:: Problem ::
The data below must be copied in full and without any change.

:: Provided data ::
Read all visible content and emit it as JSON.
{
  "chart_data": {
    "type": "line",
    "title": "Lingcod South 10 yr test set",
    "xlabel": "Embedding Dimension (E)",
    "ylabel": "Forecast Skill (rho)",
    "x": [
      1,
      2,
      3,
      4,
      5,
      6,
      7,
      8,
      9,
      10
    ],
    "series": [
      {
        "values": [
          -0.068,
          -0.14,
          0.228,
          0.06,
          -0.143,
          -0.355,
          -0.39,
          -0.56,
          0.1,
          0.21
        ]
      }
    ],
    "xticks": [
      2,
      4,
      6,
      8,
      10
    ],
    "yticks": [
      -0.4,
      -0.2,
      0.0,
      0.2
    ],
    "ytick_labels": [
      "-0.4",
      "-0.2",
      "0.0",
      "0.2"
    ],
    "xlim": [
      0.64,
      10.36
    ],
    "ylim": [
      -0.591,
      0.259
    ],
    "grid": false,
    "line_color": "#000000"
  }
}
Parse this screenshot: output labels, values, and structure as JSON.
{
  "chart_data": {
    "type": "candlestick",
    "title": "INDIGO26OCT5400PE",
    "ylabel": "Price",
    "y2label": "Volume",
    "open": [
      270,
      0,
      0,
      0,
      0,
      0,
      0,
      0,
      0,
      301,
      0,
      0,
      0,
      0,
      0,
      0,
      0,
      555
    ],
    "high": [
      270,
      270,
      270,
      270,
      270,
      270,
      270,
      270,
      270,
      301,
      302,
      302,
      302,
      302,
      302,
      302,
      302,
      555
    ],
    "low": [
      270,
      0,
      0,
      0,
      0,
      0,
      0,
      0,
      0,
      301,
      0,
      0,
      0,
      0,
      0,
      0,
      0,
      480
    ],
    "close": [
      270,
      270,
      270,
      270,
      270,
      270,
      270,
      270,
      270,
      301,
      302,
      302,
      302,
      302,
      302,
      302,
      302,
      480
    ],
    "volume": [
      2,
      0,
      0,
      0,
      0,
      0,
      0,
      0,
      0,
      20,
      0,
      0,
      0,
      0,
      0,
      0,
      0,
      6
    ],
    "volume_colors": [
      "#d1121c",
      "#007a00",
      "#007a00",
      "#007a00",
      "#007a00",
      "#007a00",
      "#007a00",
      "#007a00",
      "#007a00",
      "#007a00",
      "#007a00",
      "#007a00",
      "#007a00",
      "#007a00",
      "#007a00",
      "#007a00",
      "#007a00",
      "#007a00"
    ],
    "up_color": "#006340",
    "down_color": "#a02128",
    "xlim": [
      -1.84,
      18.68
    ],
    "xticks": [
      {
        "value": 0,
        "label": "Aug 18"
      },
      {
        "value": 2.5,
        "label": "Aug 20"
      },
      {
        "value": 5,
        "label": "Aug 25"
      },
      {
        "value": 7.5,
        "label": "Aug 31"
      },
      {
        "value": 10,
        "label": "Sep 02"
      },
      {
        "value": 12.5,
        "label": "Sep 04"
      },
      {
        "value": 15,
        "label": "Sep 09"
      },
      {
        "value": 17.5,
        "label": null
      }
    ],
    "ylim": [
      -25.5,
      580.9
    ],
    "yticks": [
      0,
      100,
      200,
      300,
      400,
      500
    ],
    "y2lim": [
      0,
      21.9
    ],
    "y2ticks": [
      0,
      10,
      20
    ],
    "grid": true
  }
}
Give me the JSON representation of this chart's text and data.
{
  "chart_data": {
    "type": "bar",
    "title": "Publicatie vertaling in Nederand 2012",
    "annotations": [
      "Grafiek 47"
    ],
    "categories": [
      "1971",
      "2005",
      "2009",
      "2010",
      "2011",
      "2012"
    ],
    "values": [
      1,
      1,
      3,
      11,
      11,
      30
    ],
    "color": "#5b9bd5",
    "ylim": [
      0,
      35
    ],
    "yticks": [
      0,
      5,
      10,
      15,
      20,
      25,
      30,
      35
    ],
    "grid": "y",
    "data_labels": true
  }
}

:: Answer below ::
Read all visible content and emit it as JSON.
{
  "chart_data": {
    "type": "line",
    "title": "Lingcod South 10 yr test set",
    "xlabel": "Embedding Dimension (E)",
    "ylabel": "Forecast Skill (rho)",
    "x": [
      1,
      2,
      3,
      4,
      5,
      6,
      7,
      8,
      9,
      10
    ],
    "series": [
      {
        "values": [
          -0.068,
          -0.14,
          0.228,
          0.06,
          -0.143,
          -0.355,
          -0.39,
          -0.56,
          0.1,
          0.21
        ]
      }
    ],
    "xticks": [
      2,
      4,
      6,
      8,
      10
    ],
    "yticks": [
      -0.4,
      -0.2,
      0.0,
      0.2
    ],
    "ytick_labels": [
      "-0.4",
      "-0.2",
      "0.0",
      "0.2"
    ],
    "xlim": [
      0.64,
      10.36
    ],
    "ylim": [
      -0.591,
      0.259
    ],
    "grid": false,
    "line_color": "#000000"
  }
}
Parse this screenshot: output labels, values, and structure as JSON.
{
  "chart_data": {
    "type": "candlestick",
    "title": "INDIGO26OCT5400PE",
    "ylabel": "Price",
    "y2label": "Volume",
    "open": [
      270,
      0,
      0,
      0,
      0,
      0,
      0,
      0,
      0,
      301,
      0,
      0,
      0,
      0,
      0,
      0,
      0,
      555
    ],
    "high": [
      270,
      270,
      270,
      270,
      270,
      270,
      270,
      270,
      270,
      301,
      302,
      302,
      302,
      302,
      302,
      302,
      302,
      555
    ],
    "low": [
      270,
      0,
      0,
      0,
      0,
      0,
      0,
      0,
      0,
      301,
      0,
      0,
      0,
      0,
      0,
      0,
      0,
      480
    ],
    "close": [
      270,
      270,
      270,
      270,
      270,
      270,
      270,
      270,
      270,
      301,
      302,
      302,
      302,
      302,
      302,
      302,
      302,
      480
    ],
    "volume": [
      2,
      0,
      0,
      0,
      0,
      0,
      0,
      0,
      0,
      20,
      0,
      0,
      0,
      0,
      0,
      0,
      0,
      6
    ],
    "volume_colors": [
      "#d1121c",
      "#007a00",
      "#007a00",
      "#007a00",
      "#007a00",
      "#007a00",
      "#007a00",
      "#007a00",
      "#007a00",
      "#007a00",
      "#007a00",
      "#007a00",
      "#007a00",
      "#007a00",
      "#007a00",
      "#007a00",
      "#007a00",
      "#007a00"
    ],
    "up_color": "#006340",
    "down_color": "#a02128",
    "xlim": [
      -1.84,
      18.68
    ],
    "xticks": [
      {
        "value": 0,
        "label": "Aug 18"
      },
      {
        "value": 2.5,
        "label": "Aug 20"
      },
      {
        "value": 5,
        "label": "Aug 25"
      },
      {
        "value": 7.5,
        "label": "Aug 31"
      },
      {
        "value": 10,
        "label": "Sep 02"
      },
      {
        "value": 12.5,
        "label": "Sep 04"
      },
      {
        "value": 15,
        "label": "Sep 09"
      },
      {
        "value": 17.5,
        "label": null
      }
    ],
    "ylim": [
      -25.5,
      580.9
    ],
    "yticks": [
      0,
      100,
      200,
      300,
      400,
      500
    ],
    "y2lim": [
      0,
      21.9
    ],
    "y2ticks": [
      0,
      10,
      20
    ],
    "grid": true
  }
}
Give me the JSON representation of this chart's text and data.
{
  "chart_data": {
    "type": "bar",
    "title": "Publicatie vertaling in Nederand 2012",
    "annotations": [
      "Grafiek 47"
    ],
    "categories": [
      "1971",
      "2005",
      "2009",
      "2010",
      "2011",
      "2012"
    ],
    "values": [
      1,
      1,
      3,
      11,
      11,
      30
    ],
    "color": "#5b9bd5",
    "ylim": [
      0,
      35
    ],
    "yticks": [
      0,
      5,
      10,
      15,
      20,
      25,
      30,
      35
    ],
    "grid": "y",
    "data_labels": true
  }
}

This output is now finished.